Challenge
Work out how many lines of the material below mention the word "this"; reply with the number only.

———

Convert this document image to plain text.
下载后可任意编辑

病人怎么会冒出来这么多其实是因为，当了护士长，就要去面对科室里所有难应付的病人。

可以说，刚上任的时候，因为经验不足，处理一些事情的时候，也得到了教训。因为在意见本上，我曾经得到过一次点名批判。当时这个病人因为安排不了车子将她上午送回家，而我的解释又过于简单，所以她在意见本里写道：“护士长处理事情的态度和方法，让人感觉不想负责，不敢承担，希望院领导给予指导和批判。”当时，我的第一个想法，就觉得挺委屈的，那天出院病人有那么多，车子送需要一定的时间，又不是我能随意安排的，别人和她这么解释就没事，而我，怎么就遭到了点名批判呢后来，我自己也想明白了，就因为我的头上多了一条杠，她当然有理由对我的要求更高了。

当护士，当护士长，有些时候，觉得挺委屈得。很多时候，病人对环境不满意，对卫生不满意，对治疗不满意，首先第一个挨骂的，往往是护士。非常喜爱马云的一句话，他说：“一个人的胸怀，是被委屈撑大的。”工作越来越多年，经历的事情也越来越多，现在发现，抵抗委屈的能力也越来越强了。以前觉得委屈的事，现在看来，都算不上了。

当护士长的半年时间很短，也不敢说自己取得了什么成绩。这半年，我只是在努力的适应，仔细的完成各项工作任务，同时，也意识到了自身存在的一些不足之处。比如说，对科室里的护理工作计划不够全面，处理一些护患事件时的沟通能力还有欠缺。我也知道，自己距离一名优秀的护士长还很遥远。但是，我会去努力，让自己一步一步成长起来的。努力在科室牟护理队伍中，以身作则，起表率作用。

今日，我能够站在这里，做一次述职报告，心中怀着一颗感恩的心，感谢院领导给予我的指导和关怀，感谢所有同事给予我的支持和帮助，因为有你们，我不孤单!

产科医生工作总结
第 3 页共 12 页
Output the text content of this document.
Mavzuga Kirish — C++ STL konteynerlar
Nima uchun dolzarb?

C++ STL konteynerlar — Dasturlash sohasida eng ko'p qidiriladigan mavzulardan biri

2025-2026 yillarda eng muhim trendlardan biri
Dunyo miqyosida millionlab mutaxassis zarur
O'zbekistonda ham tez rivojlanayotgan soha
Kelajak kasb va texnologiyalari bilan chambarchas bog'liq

———

Final answer
2